Return every record verbatim.

:: Extracted material

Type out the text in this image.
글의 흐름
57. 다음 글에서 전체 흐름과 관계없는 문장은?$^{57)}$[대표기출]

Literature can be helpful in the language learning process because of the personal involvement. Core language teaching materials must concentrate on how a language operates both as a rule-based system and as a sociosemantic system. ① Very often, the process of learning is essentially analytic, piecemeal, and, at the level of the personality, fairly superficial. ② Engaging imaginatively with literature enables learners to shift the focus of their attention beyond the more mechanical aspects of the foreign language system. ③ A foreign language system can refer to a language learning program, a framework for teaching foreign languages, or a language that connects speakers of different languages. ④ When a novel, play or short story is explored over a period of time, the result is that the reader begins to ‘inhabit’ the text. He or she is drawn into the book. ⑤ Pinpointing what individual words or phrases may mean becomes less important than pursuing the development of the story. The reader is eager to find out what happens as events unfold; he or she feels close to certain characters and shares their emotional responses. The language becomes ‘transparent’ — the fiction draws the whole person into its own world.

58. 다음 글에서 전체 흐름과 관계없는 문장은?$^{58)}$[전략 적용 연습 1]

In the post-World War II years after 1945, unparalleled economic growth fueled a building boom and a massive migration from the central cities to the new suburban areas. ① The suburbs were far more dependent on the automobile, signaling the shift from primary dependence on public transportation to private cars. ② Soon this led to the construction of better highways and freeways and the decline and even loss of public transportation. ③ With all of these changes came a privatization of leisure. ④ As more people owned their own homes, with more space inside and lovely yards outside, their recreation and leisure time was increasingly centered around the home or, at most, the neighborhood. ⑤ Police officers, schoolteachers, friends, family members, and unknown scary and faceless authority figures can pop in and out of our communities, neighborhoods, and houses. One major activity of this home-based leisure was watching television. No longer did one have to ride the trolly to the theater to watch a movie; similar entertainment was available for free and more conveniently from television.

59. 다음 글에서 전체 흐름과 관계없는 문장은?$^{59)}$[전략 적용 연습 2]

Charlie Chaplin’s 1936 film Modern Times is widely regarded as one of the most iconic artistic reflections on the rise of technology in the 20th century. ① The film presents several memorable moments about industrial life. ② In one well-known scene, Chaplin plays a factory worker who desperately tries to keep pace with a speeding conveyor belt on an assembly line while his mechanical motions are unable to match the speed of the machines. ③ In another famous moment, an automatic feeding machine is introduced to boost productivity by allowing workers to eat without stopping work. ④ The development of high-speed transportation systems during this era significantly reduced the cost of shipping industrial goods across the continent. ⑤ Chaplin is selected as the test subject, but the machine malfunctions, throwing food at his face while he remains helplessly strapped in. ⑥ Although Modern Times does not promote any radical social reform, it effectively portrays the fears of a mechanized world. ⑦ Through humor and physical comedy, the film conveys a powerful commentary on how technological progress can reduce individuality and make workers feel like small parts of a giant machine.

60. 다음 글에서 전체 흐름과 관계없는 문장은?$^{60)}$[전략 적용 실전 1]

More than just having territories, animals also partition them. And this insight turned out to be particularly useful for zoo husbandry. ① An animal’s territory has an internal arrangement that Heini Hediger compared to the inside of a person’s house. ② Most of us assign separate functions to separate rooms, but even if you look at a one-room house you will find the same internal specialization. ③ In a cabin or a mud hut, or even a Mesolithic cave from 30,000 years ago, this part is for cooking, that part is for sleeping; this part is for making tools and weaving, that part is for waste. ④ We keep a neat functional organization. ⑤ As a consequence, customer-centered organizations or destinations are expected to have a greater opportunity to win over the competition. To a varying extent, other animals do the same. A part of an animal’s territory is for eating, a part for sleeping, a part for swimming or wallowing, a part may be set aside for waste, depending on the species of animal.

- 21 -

::::

__Task result__:
Type out the text in this image.
글의 흐름
57. 다음 글에서 전체 흐름과 관계없는 문장은?$^{57)}$[대표기출]

Literature can be helpful in the language learning process because of the personal involvement. Core language teaching materials must concentrate on how a language operates both as a rule-based system and as a sociosemantic system. ① Very often, the process of learning is essentially analytic, piecemeal, and, at the level of the personality, fairly superficial. ② Engaging imaginatively with literature enables learners to shift the focus of their attention beyond the more mechanical aspects of the foreign language system. ③ A foreign language system can refer to a language learning program, a framework for teaching foreign languages, or a language that connects speakers of different languages. ④ When a novel, play or short story is explored over a period of time, the result is that the reader begins to ‘inhabit’ the text. He or she is drawn into the book. ⑤ Pinpointing what individual words or phrases may mean becomes less important than pursuing the development of the story. The reader is eager to find out what happens as events unfold; he or she feels close to certain characters and shares their emotional responses. The language becomes ‘transparent’ — the fiction draws the whole person into its own world.

58. 다음 글에서 전체 흐름과 관계없는 문장은?$^{58)}$[전략 적용 연습 1]

In the post-World War II years after 1945, unparalleled economic growth fueled a building boom and a massive migration from the central cities to the new suburban areas. ① The suburbs were far more dependent on the automobile, signaling the shift from primary dependence on public transportation to private cars. ② Soon this led to the construction of better highways and freeways and the decline and even loss of public transportation. ③ With all of these changes came a privatization of leisure. ④ As more people owned their own homes, with more space inside and lovely yards outside, their recreation and leisure time was increasingly centered around the home or, at most, the neighborhood. ⑤ Police officers, schoolteachers, friends, family members, and unknown scary and faceless authority figures can pop in and out of our communities, neighborhoods, and houses. One major activity of this home-based leisure was watching television. No longer did one have to ride the trolly to the theater to watch a movie; similar entertainment was available for free and more conveniently from television.

59. 다음 글에서 전체 흐름과 관계없는 문장은?$^{59)}$[전략 적용 연습 2]

Charlie Chaplin’s 1936 film Modern Times is widely regarded as one of the most iconic artistic reflections on the rise of technology in the 20th century. ① The film presents several memorable moments about industrial life. ② In one well-known scene, Chaplin plays a factory worker who desperately tries to keep pace with a speeding conveyor belt on an assembly line while his mechanical motions are unable to match the speed of the machines. ③ In another famous moment, an automatic feeding machine is introduced to boost productivity by allowing workers to eat without stopping work. ④ The development of high-speed transportation systems during this era significantly reduced the cost of shipping industrial goods across the continent. ⑤ Chaplin is selected as the test subject, but the machine malfunctions, throwing food at his face while he remains helplessly strapped in. ⑥ Although Modern Times does not promote any radical social reform, it effectively portrays the fears of a mechanized world. ⑦ Through humor and physical comedy, the film conveys a powerful commentary on how technological progress can reduce individuality and make workers feel like small parts of a giant machine.

60. 다음 글에서 전체 흐름과 관계없는 문장은?$^{60)}$[전략 적용 실전 1]

More than just having territories, animals also partition them. And this insight turned out to be particularly useful for zoo husbandry. ① An animal’s territory has an internal arrangement that Heini Hediger compared to the inside of a person’s house. ② Most of us assign separate functions to separate rooms, but even if you look at a one-room house you will find the same internal specialization. ③ In a cabin or a mud hut, or even a Mesolithic cave from 30,000 years ago, this part is for cooking, that part is for sleeping; this part is for making tools and weaving, that part is for waste. ④ We keep a neat functional organization. ⑤ As a consequence, customer-centered organizations or destinations are expected to have a greater opportunity to win over the competition. To a varying extent, other animals do the same. A part of an animal’s territory is for eating, a part for sleeping, a part for swimming or wallowing, a part may be set aside for waste, depending on the species of animal.

- 21 -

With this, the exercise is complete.